→ **Source document**
####

0

I am trying to convert a PDF file to an image format (ideally PNG), but some of the table lines do not render in the output, which is an issue since the purpose of my conversion is to use computer vision on it.

I unfortunately do not have access to the file used to generate the PDF.

Thank you in advance for your help!

Attached is the ghostscript rendering vs the actual pdf:

Original GhostScript

EDIT: Thanks for the answers. Here is what I had already tried:- ---

  • Changing the scaling & Changing the Antialiasing (I doubt that any combination of this will work in Ghostscript at this point)

####

→ **Aim 1**
In the forum post about converting a PDF to PNG, what does the poster plan to use the converted image for?
→ **Aim 2**
Carry on the forum post about table lines missing from a Ghostscript PDF-to-image conversion, starting after its final line.

→ **Supplied entries**
####

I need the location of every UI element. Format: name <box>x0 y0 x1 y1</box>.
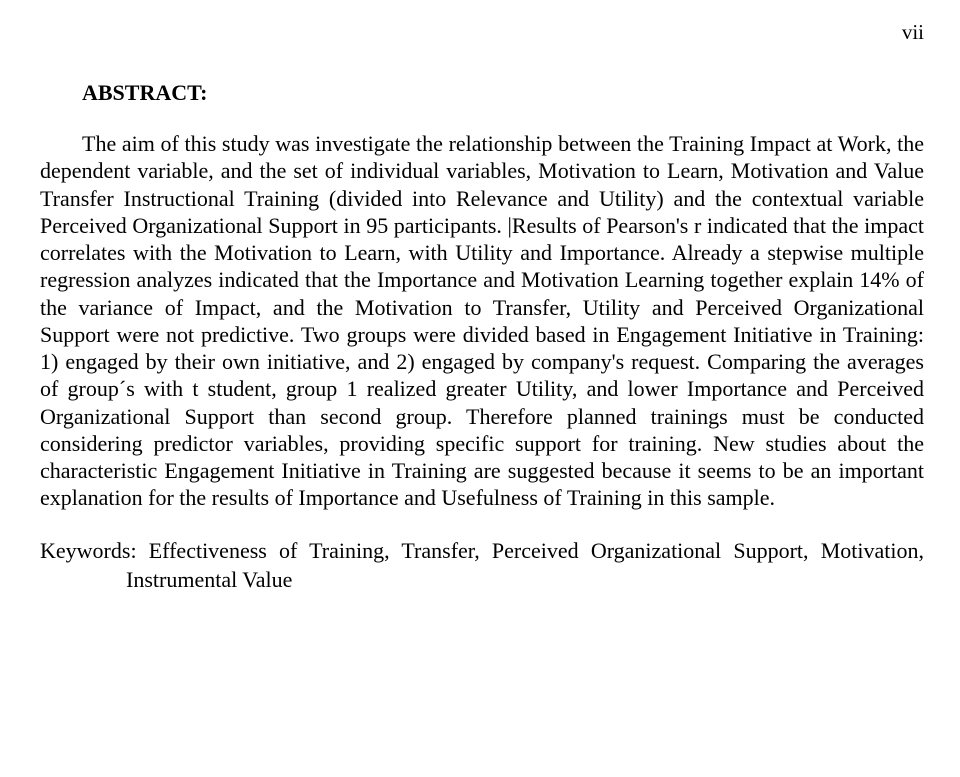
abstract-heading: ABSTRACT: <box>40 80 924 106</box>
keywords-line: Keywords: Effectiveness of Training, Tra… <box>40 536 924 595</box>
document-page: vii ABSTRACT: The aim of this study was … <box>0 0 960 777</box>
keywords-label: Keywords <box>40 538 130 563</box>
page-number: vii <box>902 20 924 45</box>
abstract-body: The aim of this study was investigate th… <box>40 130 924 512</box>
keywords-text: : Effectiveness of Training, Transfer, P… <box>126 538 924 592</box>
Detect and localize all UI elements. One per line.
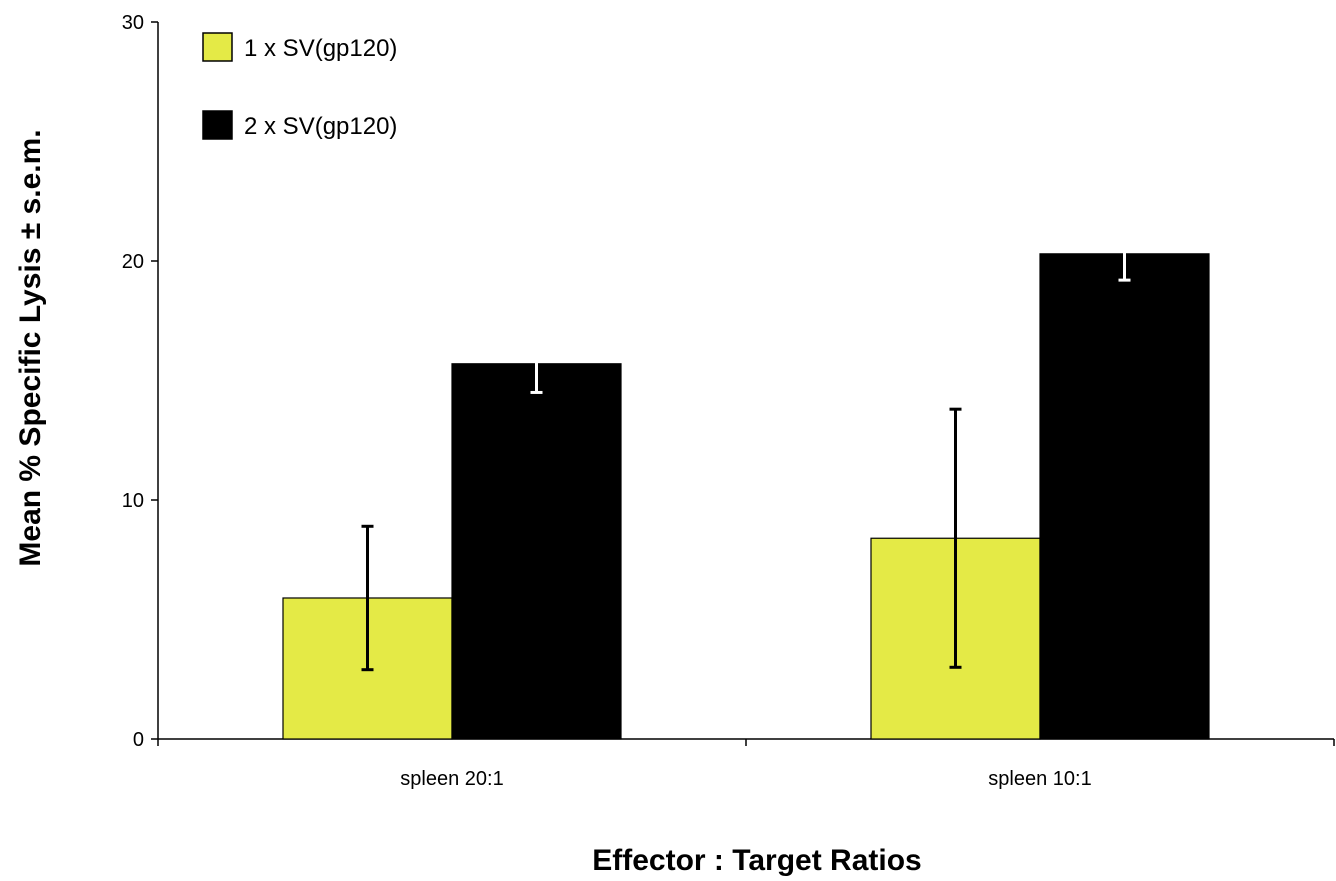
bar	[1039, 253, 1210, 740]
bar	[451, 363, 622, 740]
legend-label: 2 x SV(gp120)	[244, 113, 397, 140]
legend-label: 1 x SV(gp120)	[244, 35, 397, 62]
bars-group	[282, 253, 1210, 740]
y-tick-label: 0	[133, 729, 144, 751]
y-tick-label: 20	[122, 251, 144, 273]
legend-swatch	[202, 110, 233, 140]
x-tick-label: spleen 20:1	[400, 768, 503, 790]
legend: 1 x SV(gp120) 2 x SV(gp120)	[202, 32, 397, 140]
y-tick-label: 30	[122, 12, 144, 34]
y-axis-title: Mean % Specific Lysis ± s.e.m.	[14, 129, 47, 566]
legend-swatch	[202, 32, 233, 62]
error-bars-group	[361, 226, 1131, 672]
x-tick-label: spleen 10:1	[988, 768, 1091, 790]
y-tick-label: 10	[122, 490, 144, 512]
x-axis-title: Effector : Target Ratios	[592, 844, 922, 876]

####

→ **Output 1**
Computer vision.

→ **Output 2**
  • Converting to PostScript and then to PNG/PDF

  • Saving from a Browser

  • Saving from various virtual printers to PDF

  • Using Poppler to do the rendering

All to no avail. Digging deeper, I found some interesting things which may be helpfull. Ghostscript does recognize the lines when using -sDevice=X11 and -sDevice=PS2Write (apologies for coding typos). That is, using Ghostscript to visualize the PDF does work, but not to process them into anything else than Postscript.

Also, printing into a PDF from Adobe Acrobat does fix my problem, however this is something that I need to be able to do from the command line on thousands of files.

Hope this helps!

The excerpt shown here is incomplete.